§ **TO BE DONE**: Give back the whole listing exactly as shown.

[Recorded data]
+ + + + + + +

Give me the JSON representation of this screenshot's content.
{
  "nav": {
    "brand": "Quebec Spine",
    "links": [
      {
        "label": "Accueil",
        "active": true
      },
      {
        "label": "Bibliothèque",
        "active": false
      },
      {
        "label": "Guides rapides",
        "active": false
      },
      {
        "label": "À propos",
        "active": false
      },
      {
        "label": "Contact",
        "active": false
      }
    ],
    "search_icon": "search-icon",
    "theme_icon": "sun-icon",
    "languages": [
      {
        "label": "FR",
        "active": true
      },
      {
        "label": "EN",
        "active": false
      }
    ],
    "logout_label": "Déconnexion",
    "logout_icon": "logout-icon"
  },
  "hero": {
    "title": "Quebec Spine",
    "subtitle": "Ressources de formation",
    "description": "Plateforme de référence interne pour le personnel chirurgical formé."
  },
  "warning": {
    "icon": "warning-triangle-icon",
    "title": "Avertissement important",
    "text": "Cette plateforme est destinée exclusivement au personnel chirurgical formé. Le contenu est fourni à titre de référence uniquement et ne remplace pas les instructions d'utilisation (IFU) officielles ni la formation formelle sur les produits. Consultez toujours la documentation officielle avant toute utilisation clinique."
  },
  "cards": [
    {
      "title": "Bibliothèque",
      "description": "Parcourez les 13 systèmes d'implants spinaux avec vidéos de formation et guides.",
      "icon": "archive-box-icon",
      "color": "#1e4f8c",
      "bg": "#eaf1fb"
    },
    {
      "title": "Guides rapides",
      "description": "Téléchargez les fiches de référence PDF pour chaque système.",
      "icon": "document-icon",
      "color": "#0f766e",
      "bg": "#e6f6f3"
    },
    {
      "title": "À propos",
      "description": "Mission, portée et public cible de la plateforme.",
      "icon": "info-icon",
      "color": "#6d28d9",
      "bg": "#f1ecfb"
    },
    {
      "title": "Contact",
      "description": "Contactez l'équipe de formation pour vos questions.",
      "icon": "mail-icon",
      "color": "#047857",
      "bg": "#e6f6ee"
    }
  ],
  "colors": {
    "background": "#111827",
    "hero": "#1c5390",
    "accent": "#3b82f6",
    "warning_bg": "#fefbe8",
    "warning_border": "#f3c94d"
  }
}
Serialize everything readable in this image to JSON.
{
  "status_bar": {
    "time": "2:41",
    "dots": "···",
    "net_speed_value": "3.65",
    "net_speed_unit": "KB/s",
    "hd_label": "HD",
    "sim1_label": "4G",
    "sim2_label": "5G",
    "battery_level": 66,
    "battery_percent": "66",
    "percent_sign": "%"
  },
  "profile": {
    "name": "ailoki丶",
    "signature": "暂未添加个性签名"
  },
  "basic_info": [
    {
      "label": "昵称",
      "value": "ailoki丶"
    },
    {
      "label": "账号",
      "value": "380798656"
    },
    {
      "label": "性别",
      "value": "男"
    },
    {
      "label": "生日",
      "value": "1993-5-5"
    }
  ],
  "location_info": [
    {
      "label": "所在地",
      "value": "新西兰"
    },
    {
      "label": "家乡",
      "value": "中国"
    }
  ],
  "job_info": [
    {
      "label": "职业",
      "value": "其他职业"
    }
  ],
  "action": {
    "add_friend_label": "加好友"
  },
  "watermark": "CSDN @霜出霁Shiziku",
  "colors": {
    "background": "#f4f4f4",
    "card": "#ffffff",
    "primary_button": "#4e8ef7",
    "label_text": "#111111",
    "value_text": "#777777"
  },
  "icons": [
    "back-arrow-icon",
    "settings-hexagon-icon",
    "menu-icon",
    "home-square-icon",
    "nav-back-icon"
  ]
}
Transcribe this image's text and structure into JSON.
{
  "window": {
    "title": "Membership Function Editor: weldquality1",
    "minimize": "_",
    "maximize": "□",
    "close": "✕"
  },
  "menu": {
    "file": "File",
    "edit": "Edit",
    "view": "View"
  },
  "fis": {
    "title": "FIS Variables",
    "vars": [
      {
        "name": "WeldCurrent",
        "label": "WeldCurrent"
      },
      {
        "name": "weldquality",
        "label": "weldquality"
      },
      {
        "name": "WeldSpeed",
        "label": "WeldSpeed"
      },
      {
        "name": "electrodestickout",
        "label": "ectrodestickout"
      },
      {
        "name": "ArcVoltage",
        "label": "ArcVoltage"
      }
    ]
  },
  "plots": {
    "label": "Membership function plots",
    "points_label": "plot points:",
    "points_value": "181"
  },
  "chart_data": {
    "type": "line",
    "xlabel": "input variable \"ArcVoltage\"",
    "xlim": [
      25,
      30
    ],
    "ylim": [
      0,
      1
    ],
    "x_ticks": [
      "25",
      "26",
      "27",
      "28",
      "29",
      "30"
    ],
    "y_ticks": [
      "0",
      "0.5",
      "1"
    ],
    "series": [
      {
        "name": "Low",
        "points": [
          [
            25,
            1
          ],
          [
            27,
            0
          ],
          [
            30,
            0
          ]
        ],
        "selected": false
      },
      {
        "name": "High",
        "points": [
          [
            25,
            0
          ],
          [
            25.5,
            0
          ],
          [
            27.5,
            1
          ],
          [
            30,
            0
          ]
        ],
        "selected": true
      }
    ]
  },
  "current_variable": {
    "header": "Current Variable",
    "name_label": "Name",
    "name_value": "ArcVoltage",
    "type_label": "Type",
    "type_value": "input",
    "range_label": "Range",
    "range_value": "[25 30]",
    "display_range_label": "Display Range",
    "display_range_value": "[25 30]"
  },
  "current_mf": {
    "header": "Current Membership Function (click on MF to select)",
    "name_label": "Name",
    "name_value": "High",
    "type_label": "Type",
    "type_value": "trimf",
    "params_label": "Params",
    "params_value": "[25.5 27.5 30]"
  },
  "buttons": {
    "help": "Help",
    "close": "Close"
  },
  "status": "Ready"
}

+ + + + + + +

§ **PROBLEM SOLUTION**:
Give me the JSON representation of this screenshot's content.
{
  "nav": {
    "brand": "Quebec Spine",
    "links": [
      {
        "label": "Accueil",
        "active": true
      },
      {
        "label": "Bibliothèque",
        "active": false
      },
      {
        "label": "Guides rapides",
        "active": false
      },
      {
        "label": "À propos",
        "active": false
      },
      {
        "label": "Contact",
        "active": false
      }
    ],
    "search_icon": "search-icon",
    "theme_icon": "sun-icon",
    "languages": [
      {
        "label": "FR",
        "active": true
      },
      {
        "label": "EN",
        "active": false
      }
    ],
    "logout_label": "Déconnexion",
    "logout_icon": "logout-icon"
  },
  "hero": {
    "title": "Quebec Spine",
    "subtitle": "Ressources de formation",
    "description": "Plateforme de référence interne pour le personnel chirurgical formé."
  },
  "warning": {
    "icon": "warning-triangle-icon",
    "title": "Avertissement important",
    "text": "Cette plateforme est destinée exclusivement au personnel chirurgical formé. Le contenu est fourni à titre de référence uniquement et ne remplace pas les instructions d'utilisation (IFU) officielles ni la formation formelle sur les produits. Consultez toujours la documentation officielle avant toute utilisation clinique."
  },
  "cards": [
    {
      "title": "Bibliothèque",
      "description": "Parcourez les 13 systèmes d'implants spinaux avec vidéos de formation et guides.",
      "icon": "archive-box-icon",
      "color": "#1e4f8c",
      "bg": "#eaf1fb"
    },
    {
      "title": "Guides rapides",
      "description": "Téléchargez les fiches de référence PDF pour chaque système.",
      "icon": "document-icon",
      "color": "#0f766e",
      "bg": "#e6f6f3"
    },
    {
      "title": "À propos",
      "description": "Mission, portée et public cible de la plateforme.",
      "icon": "info-icon",
      "color": "#6d28d9",
      "bg": "#f1ecfb"
    },
    {
      "title": "Contact",
      "description": "Contactez l'équipe de formation pour vos questions.",
      "icon": "mail-icon",
      "color": "#047857",
      "bg": "#e6f6ee"
    }
  ],
  "colors": {
    "background": "#111827",
    "hero": "#1c5390",
    "accent": "#3b82f6",
    "warning_bg": "#fefbe8",
    "warning_border": "#f3c94d"
  }
}
Serialize everything readable in this image to JSON.
{
  "status_bar": {
    "time": "2:41",
    "dots": "···",
    "net_speed_value": "3.65",
    "net_speed_unit": "KB/s",
    "hd_label": "HD",
    "sim1_label": "4G",
    "sim2_label": "5G",
    "battery_level": 66,
    "battery_percent": "66",
    "percent_sign": "%"
  },
  "profile": {
    "name": "ailoki丶",
    "signature": "暂未添加个性签名"
  },
  "basic_info": [
    {
      "label": "昵称",
      "value": "ailoki丶"
    },
    {
      "label": "账号",
      "value": "380798656"
    },
    {
      "label": "性别",
      "value": "男"
    },
    {
      "label": "生日",
      "value": "1993-5-5"
    }
  ],
  "location_info": [
    {
      "label": "所在地",
      "value": "新西兰"
    },
    {
      "label": "家乡",
      "value": "中国"
    }
  ],
  "job_info": [
    {
      "label": "职业",
      "value": "其他职业"
    }
  ],
  "action": {
    "add_friend_label": "加好友"
  },
  "watermark": "CSDN @霜出霁Shiziku",
  "colors": {
    "background": "#f4f4f4",
    "card": "#ffffff",
    "primary_button": "#4e8ef7",
    "label_text": "#111111",
    "value_text": "#777777"
  },
  "icons": [
    "back-arrow-icon",
    "settings-hexagon-icon",
    "menu-icon",
    "home-square-icon",
    "nav-back-icon"
  ]
}
Transcribe this image's text and structure into JSON.
{
  "window": {
    "title": "Membership Function Editor: weldquality1",
    "minimize": "_",
    "maximize": "□",
    "close": "✕"
  },
  "menu": {
    "file": "File",
    "edit": "Edit",
    "view": "View"
  },
  "fis": {
    "title": "FIS Variables",
    "vars": [
      {
        "name": "WeldCurrent",
        "label": "WeldCurrent"
      },
      {
        "name": "weldquality",
        "label": "weldquality"
      },
      {
        "name": "WeldSpeed",
        "label": "WeldSpeed"
      },
      {
        "name": "electrodestickout",
        "label": "ectrodestickout"
      },
      {
        "name": "ArcVoltage",
        "label": "ArcVoltage"
      }
    ]
  },
  "plots": {
    "label": "Membership function plots",
    "points_label": "plot points:",
    "points_value": "181"
  },
  "chart_data": {
    "type": "line",
    "xlabel": "input variable \"ArcVoltage\"",
    "xlim": [
      25,
      30
    ],
    "ylim": [
      0,
      1
    ],
    "x_ticks": [
      "25",
      "26",
      "27",
      "28",
      "29",
      "30"
    ],
    "y_ticks": [
      "0",
      "0.5",
      "1"
    ],
    "series": [
      {
        "name": "Low",
        "points": [
          [
            25,
            1
          ],
          [
            27,
            0
          ],
          [
            30,
            0
          ]
        ],
        "selected": false
      },
      {
        "name": "High",
        "points": [
          [
            25,
            0
          ],
          [
            25.5,
            0
          ],
          [
            27.5,
            1
          ],
          [
            30,
            0
          ]
        ],
        "selected": true
      }
    ]
  },
  "current_variable": {
    "header": "Current Variable",
    "name_label": "Name",
    "name_value": "ArcVoltage",
    "type_label": "Type",
    "type_value": "input",
    "range_label": "Range",
    "range_value": "[25 30]",
    "display_range_label": "Display Range",
    "display_range_value": "[25 30]"
  },
  "current_mf": {
    "header": "Current Membership Function (click on MF to select)",
    "name_label": "Name",
    "name_value": "High",
    "type_label": "Type",
    "type_value": "trimf",
    "params_label": "Params",
    "params_value": "[25.5 27.5 30]"
  },
  "buttons": {
    "help": "Help",
    "close": "Close"
  },
  "status": "Ready"
}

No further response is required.